◆ **GIVEN INSTRUCTION**
Quote each line of the material verbatim, without the pictures.

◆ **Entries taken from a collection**
⟨

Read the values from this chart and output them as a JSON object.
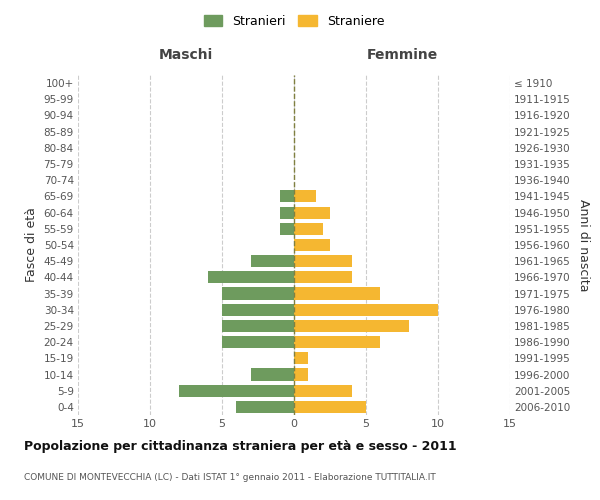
{
  "age_groups": [
    "0-4",
    "5-9",
    "10-14",
    "15-19",
    "20-24",
    "25-29",
    "30-34",
    "35-39",
    "40-44",
    "45-49",
    "50-54",
    "55-59",
    "60-64",
    "65-69",
    "70-74",
    "75-79",
    "80-84",
    "85-89",
    "90-94",
    "95-99",
    "100+"
  ],
  "birth_years": [
    "2006-2010",
    "2001-2005",
    "1996-2000",
    "1991-1995",
    "1986-1990",
    "1981-1985",
    "1976-1980",
    "1971-1975",
    "1966-1970",
    "1961-1965",
    "1956-1960",
    "1951-1955",
    "1946-1950",
    "1941-1945",
    "1936-1940",
    "1931-1935",
    "1926-1930",
    "1921-1925",
    "1916-1920",
    "1911-1915",
    "≤ 1910"
  ],
  "maschi": [
    4,
    8,
    3,
    0,
    5,
    5,
    5,
    5,
    6,
    3,
    0,
    1,
    1,
    1,
    0,
    0,
    0,
    0,
    0,
    0,
    0
  ],
  "femmine": [
    5,
    4,
    1,
    1,
    6,
    8,
    10,
    6,
    4,
    4,
    2.5,
    2,
    2.5,
    1.5,
    0,
    0,
    0,
    0,
    0,
    0,
    0
  ],
  "male_color": "#6e9b5e",
  "female_color": "#f5b731",
  "center_line_color": "#808040",
  "xlim": 15,
  "title": "Popolazione per cittadinanza straniera per età e sesso - 2011",
  "subtitle": "COMUNE DI MONTEVECCHIA (LC) - Dati ISTAT 1° gennaio 2011 - Elaborazione TUTTITALIA.IT",
  "ylabel_left": "Fasce di età",
  "ylabel_right": "Anni di nascita",
  "maschi_label": "Maschi",
  "femmine_label": "Femmine",
  "legend_stranieri": "Stranieri",
  "legend_straniere": "Straniere",
  "background_color": "#ffffff",
  "grid_color": "#cccccc"
}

⟩

◆ **CORRECT RESULT**
Read the values from this chart and output them as a JSON object.
{
  "age_groups": [
    "0-4",
    "5-9",
    "10-14",
    "15-19",
    "20-24",
    "25-29",
    "30-34",
    "35-39",
    "40-44",
    "45-49",
    "50-54",
    "55-59",
    "60-64",
    "65-69",
    "70-74",
    "75-79",
    "80-84",
    "85-89",
    "90-94",
    "95-99",
    "100+"
  ],
  "birth_years": [
    "2006-2010",
    "2001-2005",
    "1996-2000",
    "1991-1995",
    "1986-1990",
    "1981-1985",
    "1976-1980",
    "1971-1975",
    "1966-1970",
    "1961-1965",
    "1956-1960",
    "1951-1955",
    "1946-1950",
    "1941-1945",
    "1936-1940",
    "1931-1935",
    "1926-1930",
    "1921-1925",
    "1916-1920",
    "1911-1915",
    "≤ 1910"
  ],
  "maschi": [
    4,
    8,
    3,
    0,
    5,
    5,
    5,
    5,
    6,
    3,
    0,
    1,
    1,
    1,
    0,
    0,
    0,
    0,
    0,
    0,
    0
  ],
  "femmine": [
    5,
    4,
    1,
    1,
    6,
    8,
    10,
    6,
    4,
    4,
    2.5,
    2,
    2.5,
    1.5,
    0,
    0,
    0,
    0,
    0,
    0,
    0
  ],
  "male_color": "#6e9b5e",
  "female_color": "#f5b731",
  "center_line_color": "#808040",
  "xlim": 15,
  "title": "Popolazione per cittadinanza straniera per età e sesso - 2011",
  "subtitle": "COMUNE DI MONTEVECCHIA (LC) - Dati ISTAT 1° gennaio 2011 - Elaborazione TUTTITALIA.IT",
  "ylabel_left": "Fasce di età",
  "ylabel_right": "Anni di nascita",
  "maschi_label": "Maschi",
  "femmine_label": "Femmine",
  "legend_stranieri": "Stranieri",
  "legend_straniere": "Straniere",
  "background_color": "#ffffff",
  "grid_color": "#cccccc"
}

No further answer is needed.